» **MATERIAL PROVIDED**:
——————

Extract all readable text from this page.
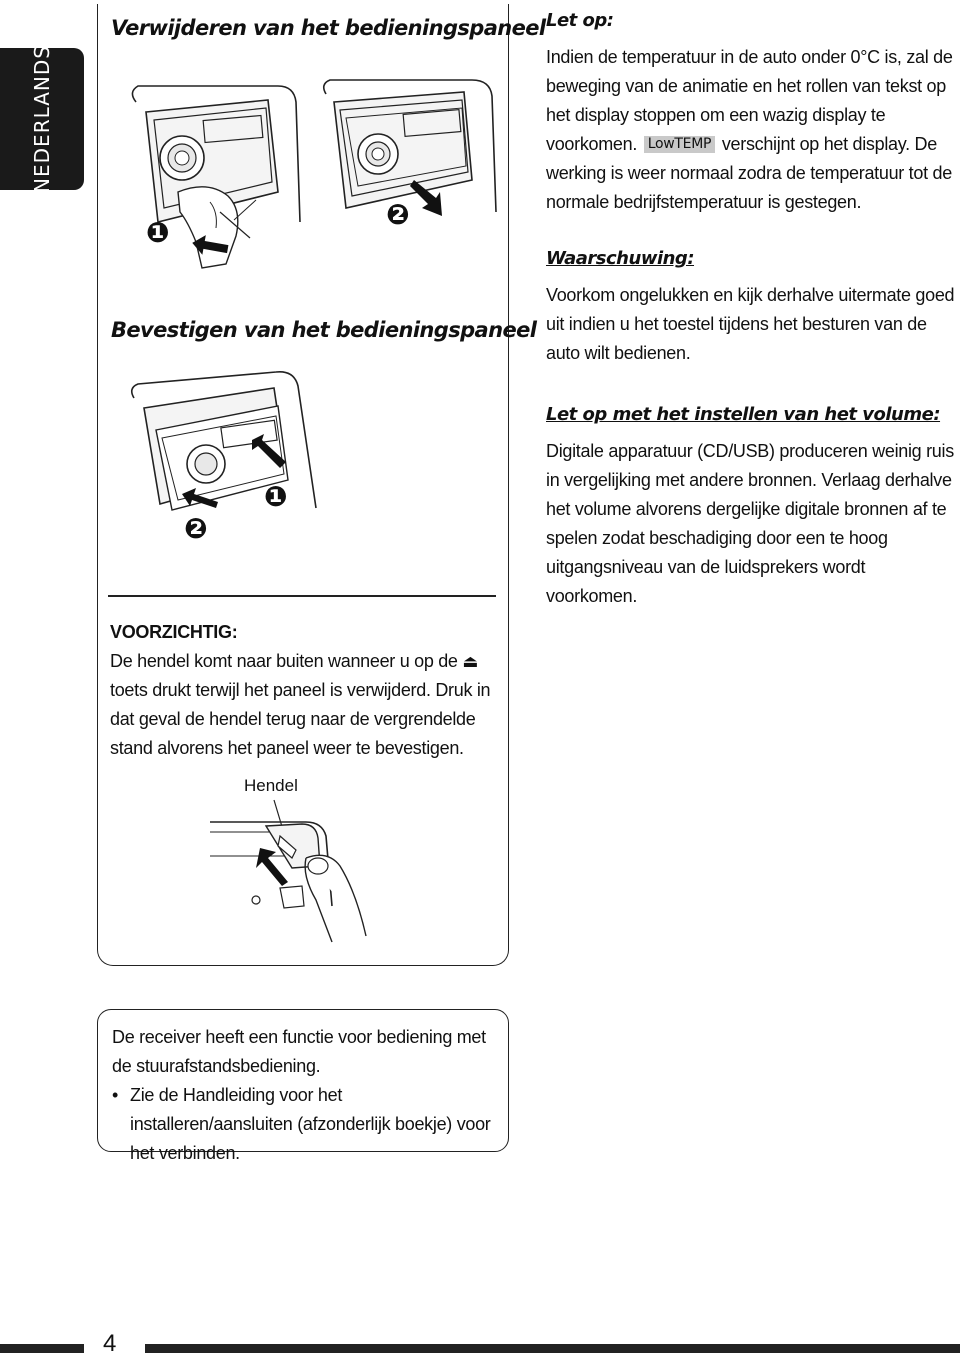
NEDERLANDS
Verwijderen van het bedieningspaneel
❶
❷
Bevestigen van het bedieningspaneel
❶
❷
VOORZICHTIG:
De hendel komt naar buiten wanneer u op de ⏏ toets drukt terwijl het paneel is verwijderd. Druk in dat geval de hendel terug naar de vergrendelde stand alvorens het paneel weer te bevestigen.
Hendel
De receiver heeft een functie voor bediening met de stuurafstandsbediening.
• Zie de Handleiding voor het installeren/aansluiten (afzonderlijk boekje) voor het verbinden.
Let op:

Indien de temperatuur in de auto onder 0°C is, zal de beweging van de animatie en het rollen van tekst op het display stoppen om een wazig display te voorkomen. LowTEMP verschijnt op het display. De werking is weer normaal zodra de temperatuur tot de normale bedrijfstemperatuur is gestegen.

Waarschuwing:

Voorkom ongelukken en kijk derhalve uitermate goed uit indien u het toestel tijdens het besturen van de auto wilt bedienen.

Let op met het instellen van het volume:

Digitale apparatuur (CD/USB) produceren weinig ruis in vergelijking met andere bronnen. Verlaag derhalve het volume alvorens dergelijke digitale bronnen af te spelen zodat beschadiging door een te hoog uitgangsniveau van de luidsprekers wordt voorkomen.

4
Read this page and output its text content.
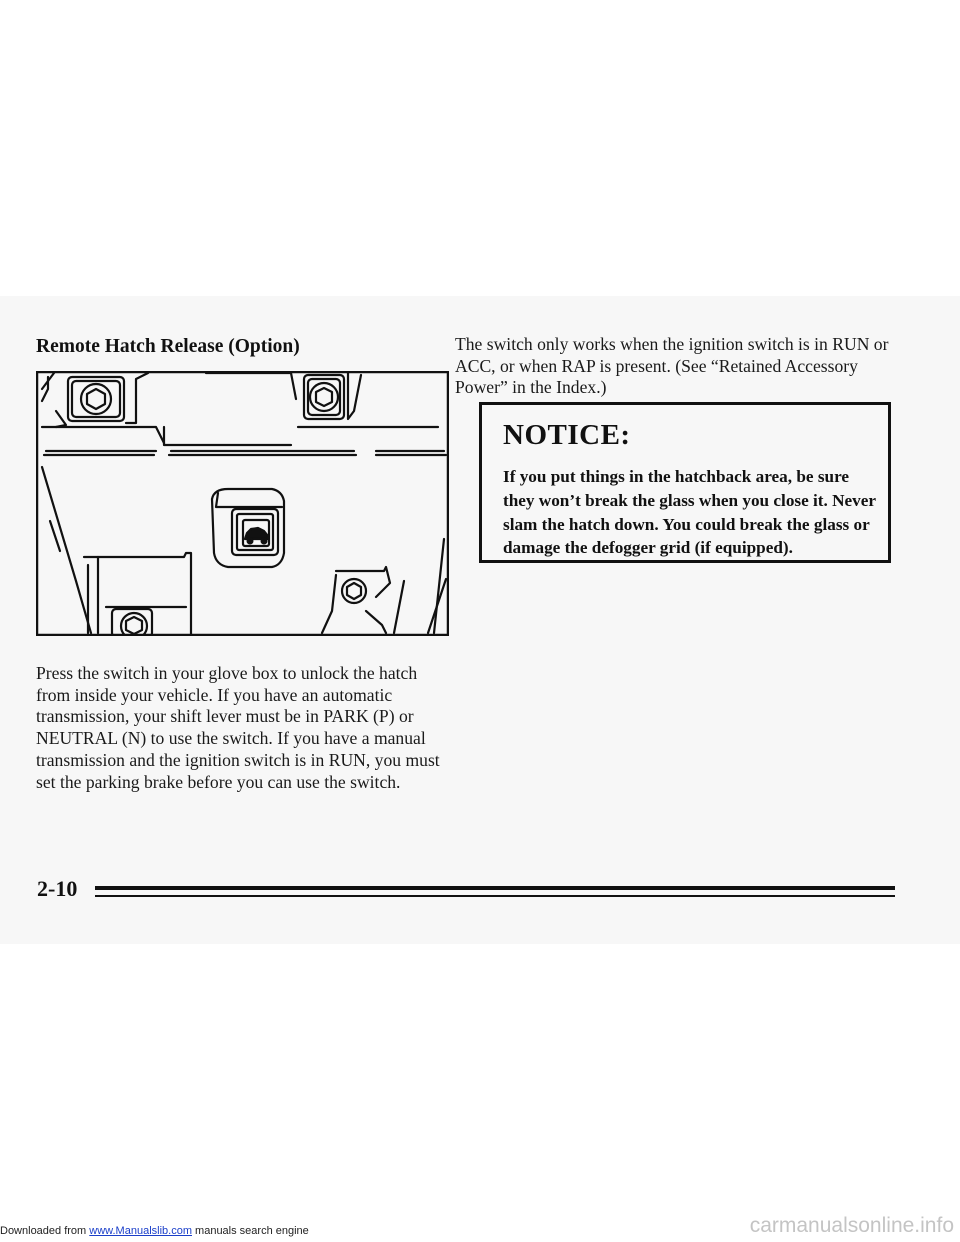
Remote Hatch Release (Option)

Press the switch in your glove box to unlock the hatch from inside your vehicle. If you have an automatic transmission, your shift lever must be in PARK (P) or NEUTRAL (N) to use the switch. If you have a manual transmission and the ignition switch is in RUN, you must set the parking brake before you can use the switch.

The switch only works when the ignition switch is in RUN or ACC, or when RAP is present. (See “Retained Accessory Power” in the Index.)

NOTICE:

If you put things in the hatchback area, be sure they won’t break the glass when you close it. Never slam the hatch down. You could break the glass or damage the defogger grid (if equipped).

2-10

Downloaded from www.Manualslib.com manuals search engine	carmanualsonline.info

——————

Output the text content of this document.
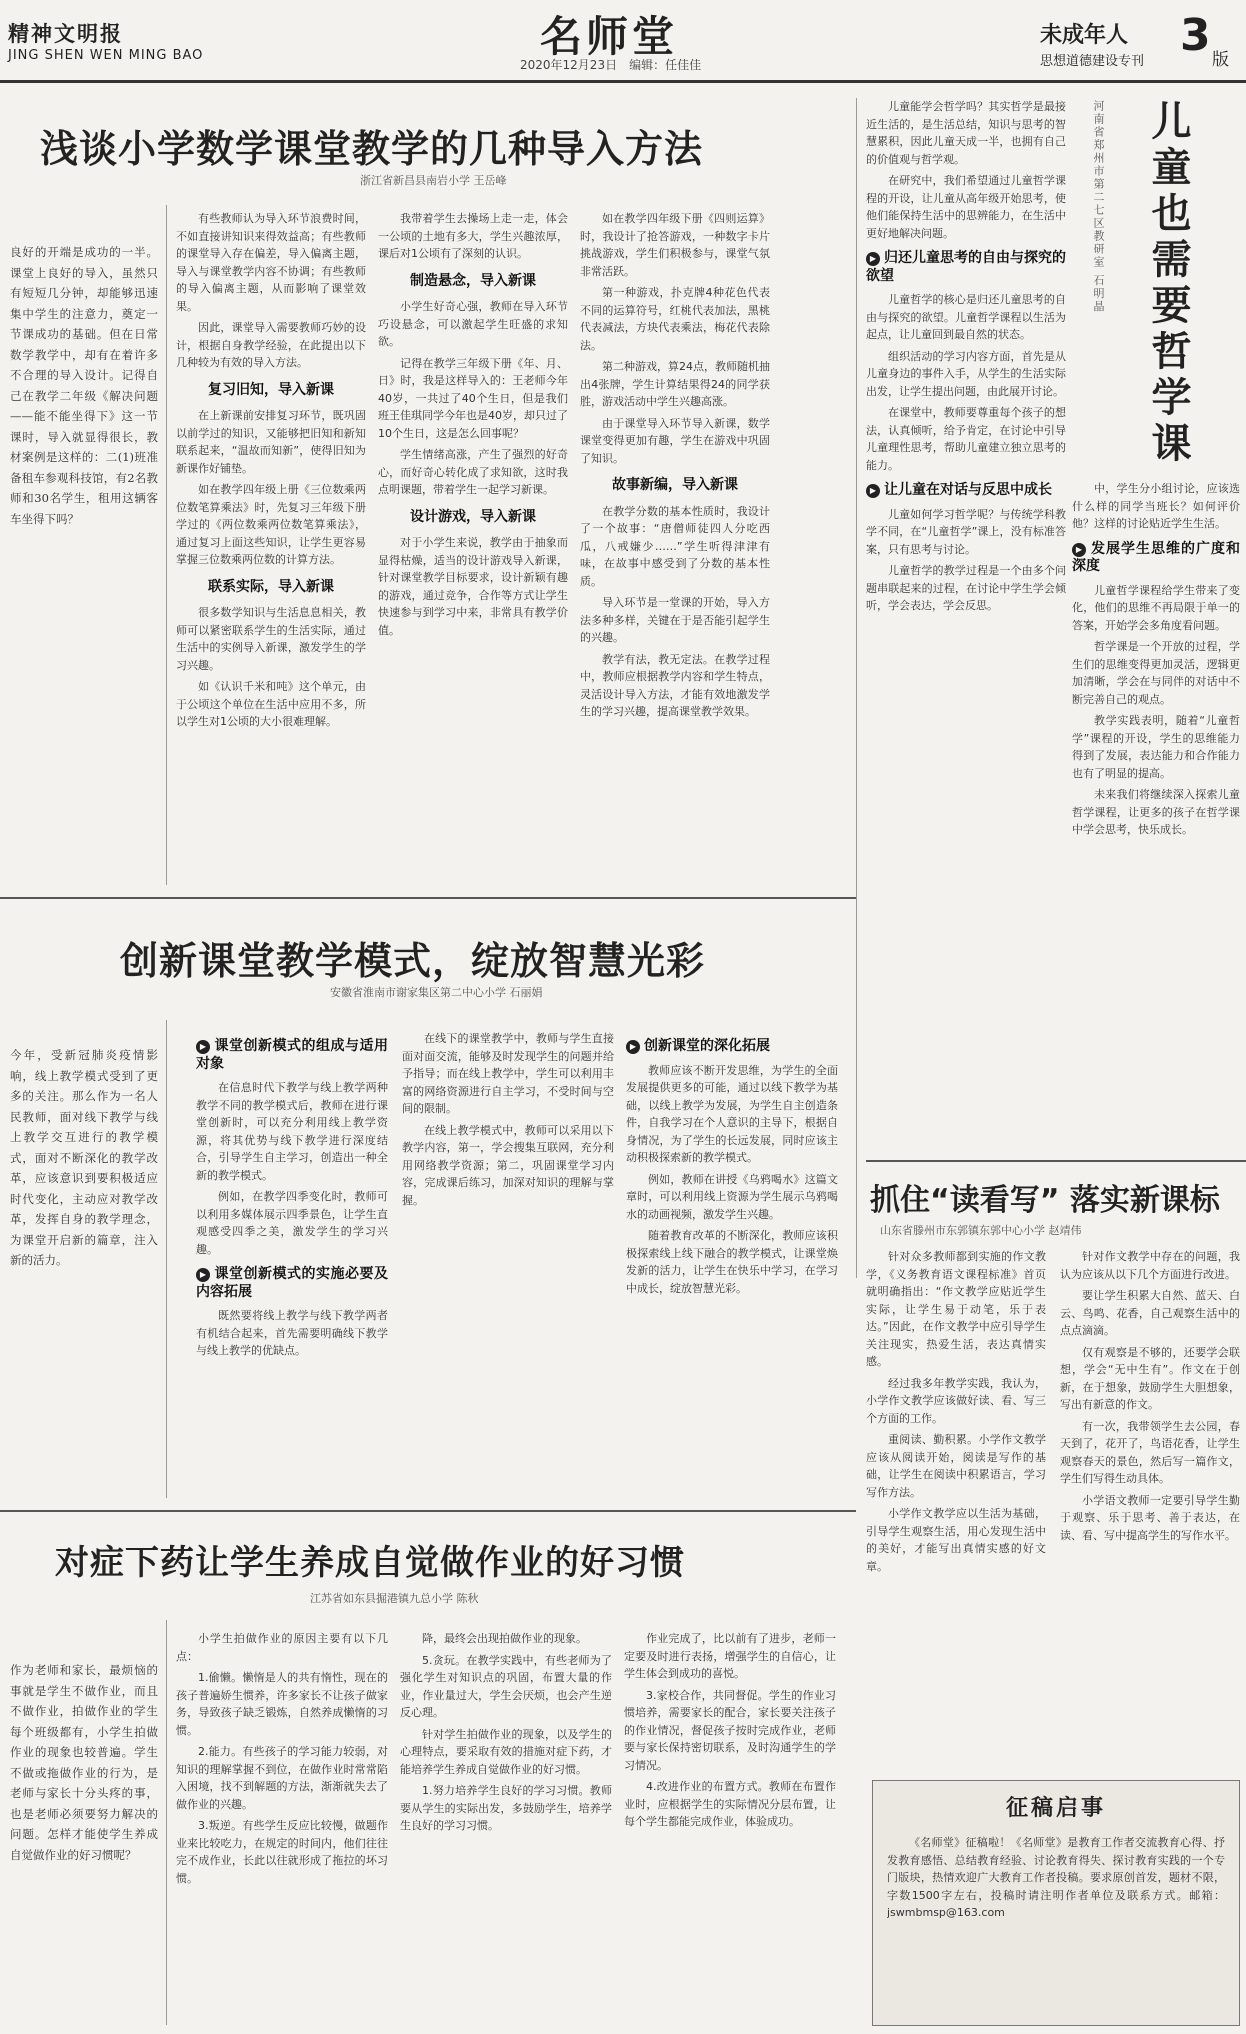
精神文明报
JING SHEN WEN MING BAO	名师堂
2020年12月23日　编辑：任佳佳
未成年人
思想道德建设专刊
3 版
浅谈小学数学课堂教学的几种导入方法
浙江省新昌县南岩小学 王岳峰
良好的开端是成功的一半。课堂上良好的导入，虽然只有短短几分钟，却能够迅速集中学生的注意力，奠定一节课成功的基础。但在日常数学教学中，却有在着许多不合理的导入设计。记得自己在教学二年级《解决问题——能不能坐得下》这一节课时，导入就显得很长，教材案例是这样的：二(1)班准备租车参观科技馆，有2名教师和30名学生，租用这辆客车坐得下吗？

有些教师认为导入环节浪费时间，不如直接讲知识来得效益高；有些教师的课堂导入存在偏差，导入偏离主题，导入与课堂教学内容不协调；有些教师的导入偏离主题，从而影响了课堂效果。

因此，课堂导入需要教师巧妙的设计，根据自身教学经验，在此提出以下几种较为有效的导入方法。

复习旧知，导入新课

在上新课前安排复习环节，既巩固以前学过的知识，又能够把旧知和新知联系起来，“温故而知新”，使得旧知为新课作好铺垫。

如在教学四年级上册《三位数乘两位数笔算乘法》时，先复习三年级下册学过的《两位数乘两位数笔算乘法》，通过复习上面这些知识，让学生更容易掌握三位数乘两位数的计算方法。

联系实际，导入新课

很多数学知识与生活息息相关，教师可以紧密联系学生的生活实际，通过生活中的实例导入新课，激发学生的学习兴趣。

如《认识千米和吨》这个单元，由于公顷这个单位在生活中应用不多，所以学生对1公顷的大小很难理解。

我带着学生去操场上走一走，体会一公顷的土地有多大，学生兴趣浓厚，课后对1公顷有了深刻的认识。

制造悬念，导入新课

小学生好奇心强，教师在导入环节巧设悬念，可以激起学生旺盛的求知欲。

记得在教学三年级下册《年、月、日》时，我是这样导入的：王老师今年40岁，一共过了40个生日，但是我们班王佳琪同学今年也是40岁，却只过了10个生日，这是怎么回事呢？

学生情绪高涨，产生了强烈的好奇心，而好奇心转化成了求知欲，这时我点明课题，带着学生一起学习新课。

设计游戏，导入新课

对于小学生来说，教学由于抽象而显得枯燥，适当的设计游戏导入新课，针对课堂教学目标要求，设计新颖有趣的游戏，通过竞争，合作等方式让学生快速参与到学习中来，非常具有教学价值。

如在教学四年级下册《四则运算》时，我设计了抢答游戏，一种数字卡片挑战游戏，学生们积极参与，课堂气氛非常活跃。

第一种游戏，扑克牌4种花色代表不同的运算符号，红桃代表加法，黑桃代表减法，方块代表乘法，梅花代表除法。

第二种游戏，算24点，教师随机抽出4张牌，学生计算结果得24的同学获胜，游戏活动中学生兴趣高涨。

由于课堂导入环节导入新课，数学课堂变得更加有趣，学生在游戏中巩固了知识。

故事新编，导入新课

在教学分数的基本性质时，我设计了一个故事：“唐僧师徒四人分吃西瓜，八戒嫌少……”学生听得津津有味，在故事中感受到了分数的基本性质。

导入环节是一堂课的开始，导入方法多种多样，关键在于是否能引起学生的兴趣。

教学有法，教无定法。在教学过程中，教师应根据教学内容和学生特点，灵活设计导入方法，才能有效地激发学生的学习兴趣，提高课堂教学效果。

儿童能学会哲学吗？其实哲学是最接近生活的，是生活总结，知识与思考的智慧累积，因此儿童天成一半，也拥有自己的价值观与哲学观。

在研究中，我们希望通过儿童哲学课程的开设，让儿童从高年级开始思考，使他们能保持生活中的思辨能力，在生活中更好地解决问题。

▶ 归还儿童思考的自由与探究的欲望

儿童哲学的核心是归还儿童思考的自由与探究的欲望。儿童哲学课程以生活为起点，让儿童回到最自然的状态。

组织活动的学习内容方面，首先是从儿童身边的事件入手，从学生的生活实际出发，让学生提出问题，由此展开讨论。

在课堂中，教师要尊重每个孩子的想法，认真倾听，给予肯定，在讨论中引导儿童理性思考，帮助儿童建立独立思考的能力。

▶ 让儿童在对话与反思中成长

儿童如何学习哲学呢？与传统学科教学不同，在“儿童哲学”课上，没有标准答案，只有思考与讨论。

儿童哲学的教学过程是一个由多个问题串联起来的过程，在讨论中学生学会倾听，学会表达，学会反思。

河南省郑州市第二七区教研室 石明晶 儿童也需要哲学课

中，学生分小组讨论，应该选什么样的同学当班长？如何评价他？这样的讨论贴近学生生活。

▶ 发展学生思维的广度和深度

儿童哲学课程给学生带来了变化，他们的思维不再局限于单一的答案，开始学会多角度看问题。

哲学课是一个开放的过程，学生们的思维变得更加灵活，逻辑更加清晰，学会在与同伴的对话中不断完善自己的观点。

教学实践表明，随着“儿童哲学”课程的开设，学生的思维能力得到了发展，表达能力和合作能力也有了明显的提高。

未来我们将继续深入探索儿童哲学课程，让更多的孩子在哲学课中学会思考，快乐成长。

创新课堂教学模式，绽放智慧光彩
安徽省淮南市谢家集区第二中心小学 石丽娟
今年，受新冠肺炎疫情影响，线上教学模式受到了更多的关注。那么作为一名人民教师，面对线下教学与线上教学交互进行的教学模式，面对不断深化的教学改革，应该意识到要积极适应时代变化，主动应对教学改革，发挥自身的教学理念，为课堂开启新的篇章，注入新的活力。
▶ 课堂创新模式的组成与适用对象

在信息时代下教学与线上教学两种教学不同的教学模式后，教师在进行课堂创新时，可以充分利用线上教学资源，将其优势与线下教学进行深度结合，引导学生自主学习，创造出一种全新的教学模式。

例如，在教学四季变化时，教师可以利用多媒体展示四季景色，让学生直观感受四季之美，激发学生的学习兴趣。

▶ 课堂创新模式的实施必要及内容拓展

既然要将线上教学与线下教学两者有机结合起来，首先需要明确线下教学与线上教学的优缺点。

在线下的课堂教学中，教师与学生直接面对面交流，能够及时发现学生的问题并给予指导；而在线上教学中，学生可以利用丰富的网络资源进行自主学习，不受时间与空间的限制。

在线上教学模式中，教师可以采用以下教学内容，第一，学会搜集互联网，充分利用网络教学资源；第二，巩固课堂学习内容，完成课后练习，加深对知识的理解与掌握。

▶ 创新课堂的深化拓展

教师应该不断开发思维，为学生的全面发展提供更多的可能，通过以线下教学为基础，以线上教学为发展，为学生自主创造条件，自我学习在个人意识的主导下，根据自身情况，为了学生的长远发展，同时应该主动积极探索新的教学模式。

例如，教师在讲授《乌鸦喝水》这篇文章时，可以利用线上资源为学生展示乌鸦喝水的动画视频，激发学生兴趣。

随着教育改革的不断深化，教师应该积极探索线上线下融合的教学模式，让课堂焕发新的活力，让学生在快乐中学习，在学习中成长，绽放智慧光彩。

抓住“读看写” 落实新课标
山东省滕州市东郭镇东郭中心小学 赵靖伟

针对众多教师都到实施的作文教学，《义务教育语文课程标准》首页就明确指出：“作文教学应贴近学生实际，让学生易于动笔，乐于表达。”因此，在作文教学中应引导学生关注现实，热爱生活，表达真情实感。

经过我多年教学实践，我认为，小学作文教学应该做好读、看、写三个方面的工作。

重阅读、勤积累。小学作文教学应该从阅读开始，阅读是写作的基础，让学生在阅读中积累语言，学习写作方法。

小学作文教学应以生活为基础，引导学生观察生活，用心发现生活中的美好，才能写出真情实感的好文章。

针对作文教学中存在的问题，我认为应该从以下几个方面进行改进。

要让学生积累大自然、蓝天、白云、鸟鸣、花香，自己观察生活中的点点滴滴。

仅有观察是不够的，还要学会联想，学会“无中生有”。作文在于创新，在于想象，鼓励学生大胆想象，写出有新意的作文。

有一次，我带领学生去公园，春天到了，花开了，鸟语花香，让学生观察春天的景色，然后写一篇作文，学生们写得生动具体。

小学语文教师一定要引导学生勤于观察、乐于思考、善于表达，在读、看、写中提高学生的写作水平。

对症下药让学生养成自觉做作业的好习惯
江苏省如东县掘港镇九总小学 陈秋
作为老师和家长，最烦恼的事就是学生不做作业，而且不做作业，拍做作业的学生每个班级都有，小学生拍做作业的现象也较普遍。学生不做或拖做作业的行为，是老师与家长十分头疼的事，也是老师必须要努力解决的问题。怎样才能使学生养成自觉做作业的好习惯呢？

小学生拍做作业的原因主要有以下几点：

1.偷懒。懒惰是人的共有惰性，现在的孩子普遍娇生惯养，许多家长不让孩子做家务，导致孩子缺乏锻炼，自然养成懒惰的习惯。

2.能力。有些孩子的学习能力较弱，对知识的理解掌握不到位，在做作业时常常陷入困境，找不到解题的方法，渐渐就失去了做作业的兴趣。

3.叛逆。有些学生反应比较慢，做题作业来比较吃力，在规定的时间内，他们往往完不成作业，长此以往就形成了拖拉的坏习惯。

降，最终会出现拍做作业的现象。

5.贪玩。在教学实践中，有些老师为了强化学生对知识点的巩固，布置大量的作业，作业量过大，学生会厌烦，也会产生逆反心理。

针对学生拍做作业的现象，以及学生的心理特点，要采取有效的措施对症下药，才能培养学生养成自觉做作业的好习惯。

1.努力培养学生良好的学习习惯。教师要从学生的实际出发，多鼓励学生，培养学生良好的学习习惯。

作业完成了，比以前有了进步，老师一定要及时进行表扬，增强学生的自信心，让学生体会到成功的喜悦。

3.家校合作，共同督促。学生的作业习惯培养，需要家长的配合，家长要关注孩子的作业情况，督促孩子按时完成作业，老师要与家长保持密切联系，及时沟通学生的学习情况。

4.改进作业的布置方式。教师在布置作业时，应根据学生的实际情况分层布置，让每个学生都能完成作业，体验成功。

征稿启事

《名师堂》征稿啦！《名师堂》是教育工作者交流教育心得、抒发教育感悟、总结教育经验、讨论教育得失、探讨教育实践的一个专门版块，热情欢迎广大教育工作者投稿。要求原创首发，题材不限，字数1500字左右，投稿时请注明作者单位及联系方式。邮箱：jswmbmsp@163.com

——————

Looking at the records above, tally the lines holding "ignition" and reply with that number only.

» **TASK RESPONSE**:
2